// Librairie du projet
// Project libraries
#include <SPI.h>
#include <dht11.h>
#include <Timezone.h>
#include <Wire.h>
#include <Time.h>
#include <DS1302RTC.h>
#include <LCD.h>
#include <LiquidCrystal_I2C.h>
#include "LedControl.h"
// Init Broche Horloge
// Set pins clock: CE, IO,CLK
DS1302RTC RTC(13, 12, 11);
// Optional connection for RTC module
// Connection obtionnel du module RTC
//#define DS1302_GND_PIN 33
//#define DS1302_VCC_PIN 35
//Definition des boutons
//DEFINE Buttons
#define PIN_SET_MODE_BUTTON 2
#define PIN_ADD_BUTTON 4
#define PIN_SUB_BUTTON 7
#define PIN_LCD_LIGHT 8
#define DEBUG 1
// Definitin du LCD
//DEFINE LCD
#define I2C_ADDR 0x27 // <<----- Ajouter adresse ici. Decouverte avec I2C Scanner / Add your address here. Find it from I2C Scanner
#define BACKLIGHT_PIN 3
#define En_pin 2
#define Rw_pin 1
#define Rs_pin 0
#define D4_pin 4
#define D5_pin 5
#define D6_pin 6
#define D7_pin 7
LiquidCrystal_I2C lcd(I2C_ADDR,En_pin,Rw_pin,Rs_pin,D4_pin,D5_pin,D6_pin,D7_pin);
// Variables
int setMode = 0; // Mode de changement / Changing mode
int tmpMillis = 0; // Variable de compte millis / count millis variable
time_t lastTime; // Enregistrement de l'heure actuel / save actual time
// Sauvegarde etat des boutons
// Save status buttons.

LISTE DES DONNÉES:

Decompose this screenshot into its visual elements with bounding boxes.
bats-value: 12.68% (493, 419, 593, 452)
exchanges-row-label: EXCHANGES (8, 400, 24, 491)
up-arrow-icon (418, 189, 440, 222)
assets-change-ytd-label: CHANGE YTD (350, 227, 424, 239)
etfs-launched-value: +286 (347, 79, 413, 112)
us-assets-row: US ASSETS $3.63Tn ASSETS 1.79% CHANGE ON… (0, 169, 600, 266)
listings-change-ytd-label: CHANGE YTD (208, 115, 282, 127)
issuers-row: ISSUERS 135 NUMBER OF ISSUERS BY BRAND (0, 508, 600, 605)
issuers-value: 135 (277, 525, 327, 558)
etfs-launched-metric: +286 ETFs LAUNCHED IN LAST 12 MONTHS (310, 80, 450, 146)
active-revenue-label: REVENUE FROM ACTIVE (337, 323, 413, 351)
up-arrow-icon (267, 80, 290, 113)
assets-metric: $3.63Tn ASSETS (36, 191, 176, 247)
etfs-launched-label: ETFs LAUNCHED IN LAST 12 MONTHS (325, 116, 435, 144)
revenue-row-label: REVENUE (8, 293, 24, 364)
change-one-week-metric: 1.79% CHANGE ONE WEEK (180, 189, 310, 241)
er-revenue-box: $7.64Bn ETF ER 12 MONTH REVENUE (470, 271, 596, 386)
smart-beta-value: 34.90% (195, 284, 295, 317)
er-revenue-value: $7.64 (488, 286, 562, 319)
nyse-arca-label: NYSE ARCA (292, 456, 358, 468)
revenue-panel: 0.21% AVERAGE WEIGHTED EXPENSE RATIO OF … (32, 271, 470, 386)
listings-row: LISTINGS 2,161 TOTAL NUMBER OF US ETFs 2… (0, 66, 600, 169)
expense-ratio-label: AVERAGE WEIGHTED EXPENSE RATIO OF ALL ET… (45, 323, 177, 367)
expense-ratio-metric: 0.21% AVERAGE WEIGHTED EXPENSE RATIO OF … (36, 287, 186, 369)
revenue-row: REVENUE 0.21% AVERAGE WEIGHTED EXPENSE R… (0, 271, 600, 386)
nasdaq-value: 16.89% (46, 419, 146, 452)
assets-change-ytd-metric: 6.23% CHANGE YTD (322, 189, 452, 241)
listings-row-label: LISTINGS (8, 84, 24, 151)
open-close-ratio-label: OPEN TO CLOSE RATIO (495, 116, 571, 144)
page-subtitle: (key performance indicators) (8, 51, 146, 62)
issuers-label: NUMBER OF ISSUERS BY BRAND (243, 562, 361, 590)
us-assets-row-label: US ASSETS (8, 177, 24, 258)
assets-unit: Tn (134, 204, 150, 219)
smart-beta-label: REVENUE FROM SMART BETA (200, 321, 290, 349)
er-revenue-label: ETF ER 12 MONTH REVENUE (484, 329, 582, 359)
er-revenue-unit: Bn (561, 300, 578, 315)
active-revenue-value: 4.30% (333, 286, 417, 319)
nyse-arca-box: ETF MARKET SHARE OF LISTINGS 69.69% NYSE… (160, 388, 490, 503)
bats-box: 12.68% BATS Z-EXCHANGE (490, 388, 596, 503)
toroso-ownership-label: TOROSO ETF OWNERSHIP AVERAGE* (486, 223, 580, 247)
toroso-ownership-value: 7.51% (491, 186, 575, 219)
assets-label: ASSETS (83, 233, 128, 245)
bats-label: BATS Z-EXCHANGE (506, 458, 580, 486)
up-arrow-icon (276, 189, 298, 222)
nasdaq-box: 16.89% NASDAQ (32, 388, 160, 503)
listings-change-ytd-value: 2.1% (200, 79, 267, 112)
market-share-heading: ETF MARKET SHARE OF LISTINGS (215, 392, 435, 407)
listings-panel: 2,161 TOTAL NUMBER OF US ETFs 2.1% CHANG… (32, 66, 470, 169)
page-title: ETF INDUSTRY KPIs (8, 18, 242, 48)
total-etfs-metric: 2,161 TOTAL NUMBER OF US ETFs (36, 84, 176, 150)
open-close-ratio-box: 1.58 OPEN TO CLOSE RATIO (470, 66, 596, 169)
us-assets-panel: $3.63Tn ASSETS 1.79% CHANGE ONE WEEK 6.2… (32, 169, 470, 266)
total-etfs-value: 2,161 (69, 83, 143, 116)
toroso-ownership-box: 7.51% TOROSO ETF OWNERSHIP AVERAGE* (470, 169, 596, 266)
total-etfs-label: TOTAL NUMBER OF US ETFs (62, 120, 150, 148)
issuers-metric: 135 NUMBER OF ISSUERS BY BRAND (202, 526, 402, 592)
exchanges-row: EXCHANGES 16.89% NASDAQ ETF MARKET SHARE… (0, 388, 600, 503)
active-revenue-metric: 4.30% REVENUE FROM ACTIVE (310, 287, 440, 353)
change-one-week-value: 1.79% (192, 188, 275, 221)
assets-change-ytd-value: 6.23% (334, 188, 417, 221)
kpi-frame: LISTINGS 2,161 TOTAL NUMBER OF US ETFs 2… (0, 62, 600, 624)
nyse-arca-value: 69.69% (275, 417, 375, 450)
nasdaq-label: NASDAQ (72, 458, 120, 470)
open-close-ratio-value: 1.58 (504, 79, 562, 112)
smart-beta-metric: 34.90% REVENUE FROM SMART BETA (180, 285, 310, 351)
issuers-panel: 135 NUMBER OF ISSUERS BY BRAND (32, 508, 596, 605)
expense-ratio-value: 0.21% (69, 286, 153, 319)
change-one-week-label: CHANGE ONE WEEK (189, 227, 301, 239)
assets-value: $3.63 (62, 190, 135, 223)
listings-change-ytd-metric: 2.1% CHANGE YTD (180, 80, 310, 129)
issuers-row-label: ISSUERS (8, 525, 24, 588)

TÂCHES:
1. Ces affirmations sont-elles conformes au code Arduino ? Répondez par oui ou non à chacune, avec les mots du code qui tranchent, cités tels quels. (a) Le module d'horloge est relié aux broches 13, 12 et 11. (b) Le bouton d'ajout est branché sur la broche 7. (c) L'adresse I2C de l'écran est 0x27.
2. Écrivez la suite du code Arduino après sa dernière ligne.
Les entrées proviennent d'une autre source.

RÉPONSES:
1.
(a) Oui : « DS1302RTC RTC(13, 12, 11); »
(b) Non : « #define PIN_ADD_BUTTON 4 »
(c) Oui : « #define I2C_ADDR 0x27 »

2.
char buttonMode;
char buttonAdd;
char buttonSub;
char buttonLight;
// Tableau des jours de la semaine
// Days of the week array
String jourSem[8] = {"","DIM", "LUN","MAR","MER","JEU","VEN","SAM"};
// Tableau des differents mode
// Array of the modes
String mode[7] = {" ","h","m","J","M","A", "W"};
// Preparation des objets
// Object instencehiate
time_t thisTime;
tmElements_t tm;
// Initialisation des variables de Lecture Temperature/humidite
// Initiate variable for temp/humidity reading
dht11 DHT11;
#define DHT11PIN 3
/*
Init LedControl Matrix
pin 5 connecte a DataIn
pin 10 connecte a CLK
pin 9 connecte a LOAD
We have only a single MAX72XX.
*/
/*
Init LedControl Matrix
pin 5 is connected to the DataIn
pin 10 is connected to the CLK
pin 9 is connected to LOAD
We have only a single MAX72XX.
*/
LedControl lc=LedControl(5,10,9,2);
// Tableau des nombre binaire de 0 a 9
// Array of binary number from 0 to 9
byte chiffres[10]={B00000000,
B00000001,
B00000010,
B00000011,
B00000100,
B00000101,
B00000110,
B00000111,
B00001000,
B00001001};
// Variable compte temps pour eteindre LCD
// Timer variable for turning off LCD
int timerLcdLight;
void setup()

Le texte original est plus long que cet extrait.